Request>
Count the lines below that contain the word "JSON", and reply with only that number.

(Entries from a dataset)
· · · · · · ·

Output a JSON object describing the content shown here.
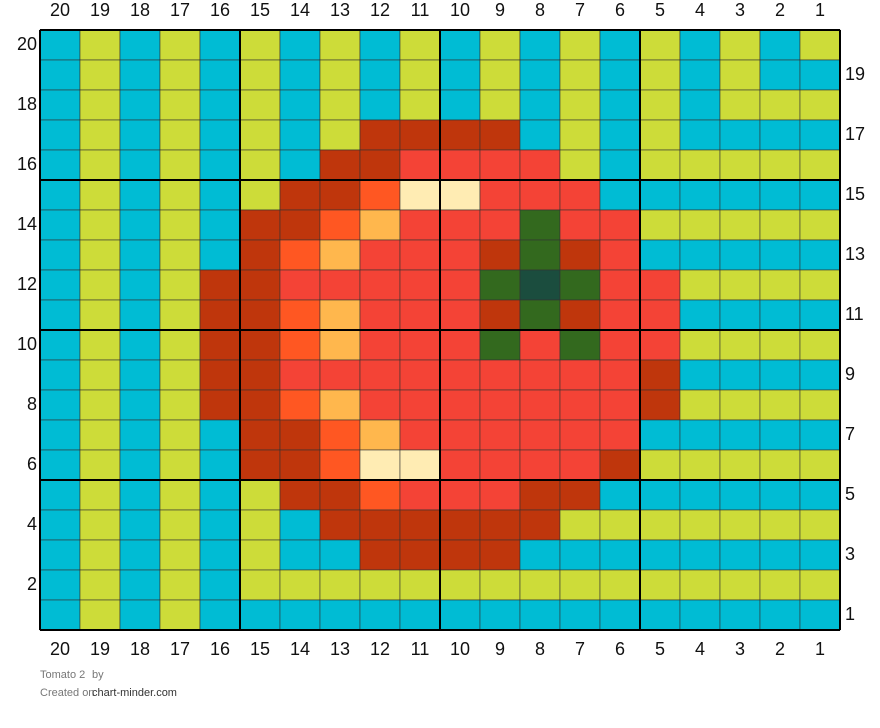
{
  "grid": {
    "title": "Tomato 2",
    "by": "by",
    "created": "Created on",
    "site": "chart-minder.com",
    "columns": [
      20,
      19,
      18,
      17,
      16,
      15,
      14,
      13,
      12,
      11,
      10,
      9,
      8,
      7,
      6,
      5,
      4,
      3,
      2,
      1
    ],
    "row_numbers": [
      20,
      19,
      18,
      17,
      16,
      15,
      14,
      13,
      12,
      11,
      10,
      9,
      8,
      7,
      6,
      5,
      4,
      3,
      2,
      1
    ],
    "palette": {
      "B": "#00bcd4",
      "Y": "#cddc39",
      "D": "#bf360c",
      "R": "#f44336",
      "O": "#ff5722",
      "L": "#ffb74d",
      "C": "#ffecb3",
      "G": "#33691e",
      "K": "#1b4d3e"
    },
    "rows": [
      [
        "B",
        "Y",
        "B",
        "Y",
        "B",
        "Y",
        "B",
        "Y",
        "B",
        "Y",
        "B",
        "Y",
        "B",
        "Y",
        "B",
        "Y",
        "B",
        "Y",
        "B",
        "Y"
      ],
      [
        "B",
        "Y",
        "B",
        "Y",
        "B",
        "Y",
        "B",
        "Y",
        "B",
        "Y",
        "B",
        "Y",
        "B",
        "Y",
        "B",
        "Y",
        "B",
        "Y",
        "B",
        "B"
      ],
      [
        "B",
        "Y",
        "B",
        "Y",
        "B",
        "Y",
        "B",
        "Y",
        "B",
        "Y",
        "B",
        "Y",
        "B",
        "Y",
        "B",
        "Y",
        "B",
        "Y",
        "Y",
        "Y"
      ],
      [
        "B",
        "Y",
        "B",
        "Y",
        "B",
        "Y",
        "B",
        "Y",
        "D",
        "D",
        "D",
        "D",
        "B",
        "Y",
        "B",
        "Y",
        "B",
        "B",
        "B",
        "B"
      ],
      [
        "B",
        "Y",
        "B",
        "Y",
        "B",
        "Y",
        "B",
        "D",
        "D",
        "R",
        "R",
        "R",
        "R",
        "Y",
        "B",
        "Y",
        "Y",
        "Y",
        "Y",
        "Y"
      ],
      [
        "B",
        "Y",
        "B",
        "Y",
        "B",
        "Y",
        "D",
        "D",
        "O",
        "C",
        "C",
        "R",
        "R",
        "R",
        "B",
        "B",
        "B",
        "B",
        "B",
        "B"
      ],
      [
        "B",
        "Y",
        "B",
        "Y",
        "B",
        "D",
        "D",
        "O",
        "L",
        "R",
        "R",
        "R",
        "G",
        "R",
        "R",
        "Y",
        "Y",
        "Y",
        "Y",
        "Y"
      ],
      [
        "B",
        "Y",
        "B",
        "Y",
        "B",
        "D",
        "O",
        "L",
        "R",
        "R",
        "R",
        "D",
        "G",
        "D",
        "R",
        "B",
        "B",
        "B",
        "B",
        "B"
      ],
      [
        "B",
        "Y",
        "B",
        "Y",
        "D",
        "D",
        "R",
        "R",
        "R",
        "R",
        "R",
        "G",
        "K",
        "G",
        "R",
        "R",
        "Y",
        "Y",
        "Y",
        "Y"
      ],
      [
        "B",
        "Y",
        "B",
        "Y",
        "D",
        "D",
        "O",
        "L",
        "R",
        "R",
        "R",
        "D",
        "G",
        "D",
        "R",
        "R",
        "B",
        "B",
        "B",
        "B"
      ],
      [
        "B",
        "Y",
        "B",
        "Y",
        "D",
        "D",
        "O",
        "L",
        "R",
        "R",
        "R",
        "G",
        "R",
        "G",
        "R",
        "R",
        "Y",
        "Y",
        "Y",
        "Y"
      ],
      [
        "B",
        "Y",
        "B",
        "Y",
        "D",
        "D",
        "R",
        "R",
        "R",
        "R",
        "R",
        "R",
        "R",
        "R",
        "R",
        "D",
        "B",
        "B",
        "B",
        "B"
      ],
      [
        "B",
        "Y",
        "B",
        "Y",
        "D",
        "D",
        "O",
        "L",
        "R",
        "R",
        "R",
        "R",
        "R",
        "R",
        "R",
        "D",
        "Y",
        "Y",
        "Y",
        "Y"
      ],
      [
        "B",
        "Y",
        "B",
        "Y",
        "B",
        "D",
        "D",
        "O",
        "L",
        "R",
        "R",
        "R",
        "R",
        "R",
        "R",
        "B",
        "B",
        "B",
        "B",
        "B"
      ],
      [
        "B",
        "Y",
        "B",
        "Y",
        "B",
        "D",
        "D",
        "O",
        "C",
        "C",
        "R",
        "R",
        "R",
        "R",
        "D",
        "Y",
        "Y",
        "Y",
        "Y",
        "Y"
      ],
      [
        "B",
        "Y",
        "B",
        "Y",
        "B",
        "Y",
        "D",
        "D",
        "O",
        "R",
        "R",
        "R",
        "D",
        "D",
        "B",
        "B",
        "B",
        "B",
        "B",
        "B"
      ],
      [
        "B",
        "Y",
        "B",
        "Y",
        "B",
        "Y",
        "B",
        "D",
        "D",
        "D",
        "D",
        "D",
        "D",
        "Y",
        "Y",
        "Y",
        "Y",
        "Y",
        "Y",
        "Y"
      ],
      [
        "B",
        "Y",
        "B",
        "Y",
        "B",
        "Y",
        "B",
        "B",
        "D",
        "D",
        "D",
        "D",
        "B",
        "B",
        "B",
        "B",
        "B",
        "B",
        "B",
        "B"
      ],
      [
        "B",
        "Y",
        "B",
        "Y",
        "B",
        "Y",
        "Y",
        "Y",
        "Y",
        "Y",
        "Y",
        "Y",
        "Y",
        "Y",
        "Y",
        "Y",
        "Y",
        "Y",
        "Y",
        "Y"
      ],
      [
        "B",
        "Y",
        "B",
        "Y",
        "B",
        "B",
        "B",
        "B",
        "B",
        "B",
        "B",
        "B",
        "B",
        "B",
        "B",
        "B",
        "B",
        "B",
        "B",
        "B"
      ]
    ]
  }
}
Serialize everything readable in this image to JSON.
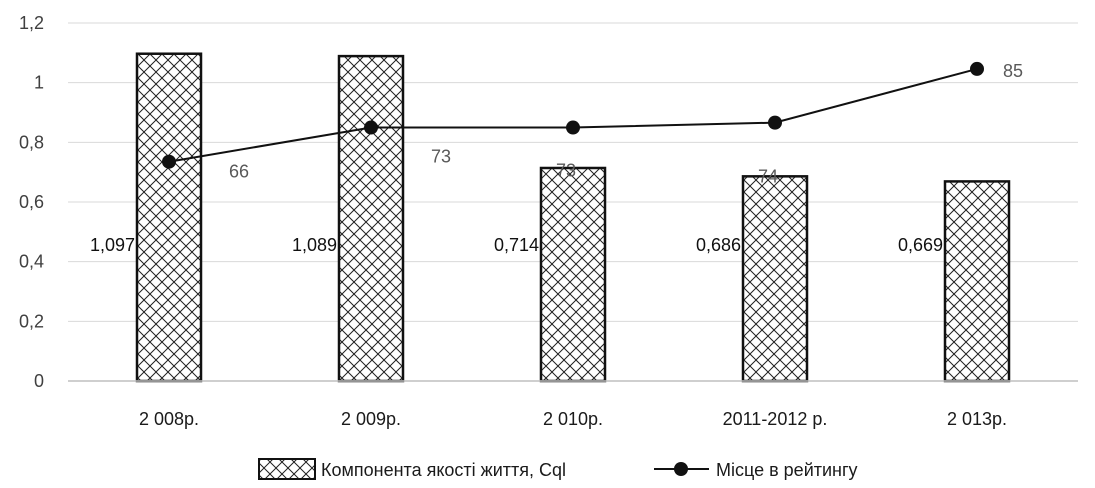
{
  "chart_data": {
    "type": "bar",
    "categories": [
      "2 008р.",
      "2 009р.",
      "2 010р.",
      "2011-2012 р.",
      "2 013р."
    ],
    "ylim": [
      0,
      1.2
    ],
    "yticks": [
      "0",
      "0,2",
      "0,4",
      "0,6",
      "0,8",
      "1",
      "1,2"
    ],
    "grid": true,
    "legend_position": "bottom",
    "series": [
      {
        "name": "Компонента якості життя, Cql",
        "kind": "bar",
        "pattern": "crosshatch",
        "values": [
          1.097,
          1.089,
          0.714,
          0.686,
          0.669
        ],
        "labels": [
          "1,097",
          "1,089",
          "0,714",
          "0,686",
          "0,669"
        ]
      },
      {
        "name": "Місце в рейтингу",
        "kind": "line",
        "values": [
          66,
          73,
          73,
          74,
          85
        ],
        "labels": [
          "66",
          "73",
          "73",
          "74",
          "85"
        ]
      }
    ],
    "colors": {
      "bar_stroke": "#111111",
      "line": "#111111",
      "grid": "#d9d9d9",
      "axis": "#bfbfbf"
    }
  }
}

· · · · · · ·

Expected output>
2